WORK INSTRUCTIONS
In the entries below, count every line with the word "difference". Return only the count.

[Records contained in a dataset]
┄┄┄┄┄┄┄┄┄┄┄┄┄┄┄┄┄┄┄┄
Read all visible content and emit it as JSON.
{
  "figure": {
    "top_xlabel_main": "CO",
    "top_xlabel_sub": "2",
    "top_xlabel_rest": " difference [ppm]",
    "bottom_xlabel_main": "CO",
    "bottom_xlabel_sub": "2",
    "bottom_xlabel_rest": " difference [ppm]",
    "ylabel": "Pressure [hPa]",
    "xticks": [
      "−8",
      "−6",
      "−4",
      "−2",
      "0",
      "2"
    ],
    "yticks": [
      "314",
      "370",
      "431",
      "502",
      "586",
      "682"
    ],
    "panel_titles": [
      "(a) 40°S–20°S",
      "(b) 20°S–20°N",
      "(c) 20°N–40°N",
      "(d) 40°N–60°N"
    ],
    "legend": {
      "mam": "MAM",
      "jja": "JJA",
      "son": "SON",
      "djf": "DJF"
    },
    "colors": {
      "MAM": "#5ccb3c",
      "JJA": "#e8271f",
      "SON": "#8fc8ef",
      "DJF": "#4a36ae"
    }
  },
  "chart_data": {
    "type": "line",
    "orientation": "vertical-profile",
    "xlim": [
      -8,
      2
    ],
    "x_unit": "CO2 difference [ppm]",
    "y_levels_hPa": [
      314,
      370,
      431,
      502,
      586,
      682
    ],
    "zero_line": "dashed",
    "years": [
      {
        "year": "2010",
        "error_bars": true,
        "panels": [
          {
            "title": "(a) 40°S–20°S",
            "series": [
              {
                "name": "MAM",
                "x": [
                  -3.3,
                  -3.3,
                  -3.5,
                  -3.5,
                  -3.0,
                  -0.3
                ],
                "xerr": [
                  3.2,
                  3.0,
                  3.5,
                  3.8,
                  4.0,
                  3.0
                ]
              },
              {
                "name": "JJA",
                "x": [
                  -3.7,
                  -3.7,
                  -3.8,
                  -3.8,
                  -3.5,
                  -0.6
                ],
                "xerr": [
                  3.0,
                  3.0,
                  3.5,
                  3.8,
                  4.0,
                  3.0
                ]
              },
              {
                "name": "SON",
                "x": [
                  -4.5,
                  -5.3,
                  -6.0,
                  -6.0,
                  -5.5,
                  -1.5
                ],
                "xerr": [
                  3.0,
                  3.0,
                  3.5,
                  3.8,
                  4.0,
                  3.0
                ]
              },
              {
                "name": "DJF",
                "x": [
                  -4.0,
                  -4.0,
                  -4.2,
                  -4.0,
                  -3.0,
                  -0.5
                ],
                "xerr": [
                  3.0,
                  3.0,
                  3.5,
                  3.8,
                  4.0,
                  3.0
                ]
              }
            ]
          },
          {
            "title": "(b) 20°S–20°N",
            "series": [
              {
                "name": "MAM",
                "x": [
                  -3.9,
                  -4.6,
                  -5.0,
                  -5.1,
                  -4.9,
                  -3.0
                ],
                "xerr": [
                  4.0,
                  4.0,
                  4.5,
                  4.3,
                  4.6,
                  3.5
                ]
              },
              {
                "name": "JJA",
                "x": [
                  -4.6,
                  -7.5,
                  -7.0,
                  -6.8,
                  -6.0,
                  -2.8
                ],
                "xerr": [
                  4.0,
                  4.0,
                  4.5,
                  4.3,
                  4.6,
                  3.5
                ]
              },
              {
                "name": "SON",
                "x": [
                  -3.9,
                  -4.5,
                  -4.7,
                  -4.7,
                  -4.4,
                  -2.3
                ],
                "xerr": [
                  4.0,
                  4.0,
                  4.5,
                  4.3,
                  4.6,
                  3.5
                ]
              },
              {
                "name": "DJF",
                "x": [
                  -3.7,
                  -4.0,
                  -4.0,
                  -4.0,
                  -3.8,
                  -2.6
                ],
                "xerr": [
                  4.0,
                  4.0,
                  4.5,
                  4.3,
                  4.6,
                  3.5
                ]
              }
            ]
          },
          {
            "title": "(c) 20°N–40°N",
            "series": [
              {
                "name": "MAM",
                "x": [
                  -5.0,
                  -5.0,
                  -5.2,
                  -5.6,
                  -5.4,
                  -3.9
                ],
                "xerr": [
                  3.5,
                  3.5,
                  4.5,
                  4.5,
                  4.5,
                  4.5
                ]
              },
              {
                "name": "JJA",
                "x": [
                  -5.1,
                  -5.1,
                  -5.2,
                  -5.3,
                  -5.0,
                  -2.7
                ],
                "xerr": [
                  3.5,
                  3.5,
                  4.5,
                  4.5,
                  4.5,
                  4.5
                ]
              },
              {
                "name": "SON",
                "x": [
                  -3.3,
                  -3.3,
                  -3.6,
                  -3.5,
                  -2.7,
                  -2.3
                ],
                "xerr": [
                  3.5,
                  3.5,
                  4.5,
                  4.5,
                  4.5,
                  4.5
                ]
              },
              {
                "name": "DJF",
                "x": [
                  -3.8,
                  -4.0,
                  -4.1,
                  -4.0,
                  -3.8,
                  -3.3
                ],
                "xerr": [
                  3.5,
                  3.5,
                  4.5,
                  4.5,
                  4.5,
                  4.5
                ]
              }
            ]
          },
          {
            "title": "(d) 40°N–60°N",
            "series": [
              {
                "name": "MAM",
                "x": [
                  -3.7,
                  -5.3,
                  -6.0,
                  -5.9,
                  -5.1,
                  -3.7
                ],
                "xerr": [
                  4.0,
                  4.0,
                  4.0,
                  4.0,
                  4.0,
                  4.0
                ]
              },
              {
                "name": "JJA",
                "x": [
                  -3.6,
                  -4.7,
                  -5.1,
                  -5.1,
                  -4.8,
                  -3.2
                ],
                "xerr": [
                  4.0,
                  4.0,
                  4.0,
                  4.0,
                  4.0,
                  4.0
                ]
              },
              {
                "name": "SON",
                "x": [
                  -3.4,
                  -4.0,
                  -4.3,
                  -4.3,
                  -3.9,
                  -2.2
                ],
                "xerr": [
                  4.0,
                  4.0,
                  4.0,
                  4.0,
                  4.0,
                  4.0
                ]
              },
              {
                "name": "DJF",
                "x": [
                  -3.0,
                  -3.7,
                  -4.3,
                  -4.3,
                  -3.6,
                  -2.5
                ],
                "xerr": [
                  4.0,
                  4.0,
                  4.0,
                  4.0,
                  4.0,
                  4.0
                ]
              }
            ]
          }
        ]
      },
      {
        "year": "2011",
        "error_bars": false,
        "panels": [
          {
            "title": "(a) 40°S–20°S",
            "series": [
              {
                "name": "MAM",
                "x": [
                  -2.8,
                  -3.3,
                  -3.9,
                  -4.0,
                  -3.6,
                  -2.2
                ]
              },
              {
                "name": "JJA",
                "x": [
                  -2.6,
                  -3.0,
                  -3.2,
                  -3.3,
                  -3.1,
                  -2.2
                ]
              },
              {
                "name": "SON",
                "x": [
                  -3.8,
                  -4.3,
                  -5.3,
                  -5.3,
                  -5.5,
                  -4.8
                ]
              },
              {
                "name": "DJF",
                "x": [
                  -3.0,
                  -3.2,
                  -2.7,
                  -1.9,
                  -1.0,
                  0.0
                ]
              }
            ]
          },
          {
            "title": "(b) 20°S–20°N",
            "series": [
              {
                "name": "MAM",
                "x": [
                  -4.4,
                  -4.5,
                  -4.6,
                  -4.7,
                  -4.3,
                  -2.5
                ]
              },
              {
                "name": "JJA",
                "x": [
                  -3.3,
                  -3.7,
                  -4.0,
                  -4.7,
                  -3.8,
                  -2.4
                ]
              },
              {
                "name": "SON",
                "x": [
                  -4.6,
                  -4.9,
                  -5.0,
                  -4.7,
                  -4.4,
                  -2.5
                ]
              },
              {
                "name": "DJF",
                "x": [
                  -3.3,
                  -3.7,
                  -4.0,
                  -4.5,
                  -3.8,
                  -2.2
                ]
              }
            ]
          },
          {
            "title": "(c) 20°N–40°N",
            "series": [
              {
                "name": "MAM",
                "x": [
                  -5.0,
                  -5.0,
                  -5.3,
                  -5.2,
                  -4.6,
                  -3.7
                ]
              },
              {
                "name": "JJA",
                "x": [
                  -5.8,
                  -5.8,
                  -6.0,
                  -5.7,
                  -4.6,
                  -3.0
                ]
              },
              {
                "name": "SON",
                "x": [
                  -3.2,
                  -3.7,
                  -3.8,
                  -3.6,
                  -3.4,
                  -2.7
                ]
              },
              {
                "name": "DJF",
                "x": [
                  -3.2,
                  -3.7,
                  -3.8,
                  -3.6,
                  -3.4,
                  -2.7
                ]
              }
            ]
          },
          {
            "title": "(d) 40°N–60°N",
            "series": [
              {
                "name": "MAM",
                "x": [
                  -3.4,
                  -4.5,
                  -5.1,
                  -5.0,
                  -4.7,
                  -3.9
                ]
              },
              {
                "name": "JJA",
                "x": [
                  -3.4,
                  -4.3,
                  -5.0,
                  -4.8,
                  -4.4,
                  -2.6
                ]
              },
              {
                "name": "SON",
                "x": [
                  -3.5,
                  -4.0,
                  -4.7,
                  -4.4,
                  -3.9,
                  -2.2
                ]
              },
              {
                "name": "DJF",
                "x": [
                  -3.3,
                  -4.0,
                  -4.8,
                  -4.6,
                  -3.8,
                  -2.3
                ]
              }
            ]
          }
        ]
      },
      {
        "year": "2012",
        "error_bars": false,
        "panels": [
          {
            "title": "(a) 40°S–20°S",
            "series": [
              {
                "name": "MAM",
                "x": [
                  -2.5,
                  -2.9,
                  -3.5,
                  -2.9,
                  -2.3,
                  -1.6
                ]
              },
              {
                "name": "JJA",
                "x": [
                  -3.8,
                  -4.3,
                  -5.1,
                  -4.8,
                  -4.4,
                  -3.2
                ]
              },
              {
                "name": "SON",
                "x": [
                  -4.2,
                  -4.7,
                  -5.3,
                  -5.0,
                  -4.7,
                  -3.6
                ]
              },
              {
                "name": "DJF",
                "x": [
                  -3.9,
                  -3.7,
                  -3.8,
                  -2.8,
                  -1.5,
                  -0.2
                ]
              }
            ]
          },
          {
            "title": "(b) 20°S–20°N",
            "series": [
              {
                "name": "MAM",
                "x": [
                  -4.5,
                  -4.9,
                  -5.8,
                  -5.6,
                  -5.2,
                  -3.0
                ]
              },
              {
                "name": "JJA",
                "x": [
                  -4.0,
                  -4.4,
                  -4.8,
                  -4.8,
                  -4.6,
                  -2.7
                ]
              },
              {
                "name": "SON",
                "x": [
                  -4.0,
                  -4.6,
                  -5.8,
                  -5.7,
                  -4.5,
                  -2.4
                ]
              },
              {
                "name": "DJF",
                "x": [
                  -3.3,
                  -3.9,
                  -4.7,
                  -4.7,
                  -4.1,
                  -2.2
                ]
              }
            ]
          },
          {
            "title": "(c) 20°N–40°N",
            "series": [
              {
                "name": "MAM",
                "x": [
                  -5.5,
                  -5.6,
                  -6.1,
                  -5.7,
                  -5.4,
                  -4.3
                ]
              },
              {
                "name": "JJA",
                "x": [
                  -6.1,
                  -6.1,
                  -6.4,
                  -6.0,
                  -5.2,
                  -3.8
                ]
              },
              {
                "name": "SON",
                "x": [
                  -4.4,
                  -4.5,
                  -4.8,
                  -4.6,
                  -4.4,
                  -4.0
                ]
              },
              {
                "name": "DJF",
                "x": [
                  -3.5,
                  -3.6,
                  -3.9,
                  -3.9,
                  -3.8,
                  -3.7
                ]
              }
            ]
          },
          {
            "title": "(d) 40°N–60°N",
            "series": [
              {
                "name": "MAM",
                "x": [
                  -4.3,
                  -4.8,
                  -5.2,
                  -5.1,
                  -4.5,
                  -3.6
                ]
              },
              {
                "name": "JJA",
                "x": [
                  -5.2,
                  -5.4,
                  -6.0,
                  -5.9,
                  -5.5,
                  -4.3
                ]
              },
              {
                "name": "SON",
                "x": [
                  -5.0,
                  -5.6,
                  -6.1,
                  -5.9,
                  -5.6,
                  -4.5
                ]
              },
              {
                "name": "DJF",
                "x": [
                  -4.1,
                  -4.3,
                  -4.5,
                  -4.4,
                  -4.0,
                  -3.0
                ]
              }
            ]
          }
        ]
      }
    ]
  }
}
┄┄┄┄┄┄┄┄┄┄┄┄┄┄┄┄┄┄┄┄
COMPLETE RESPONSE
3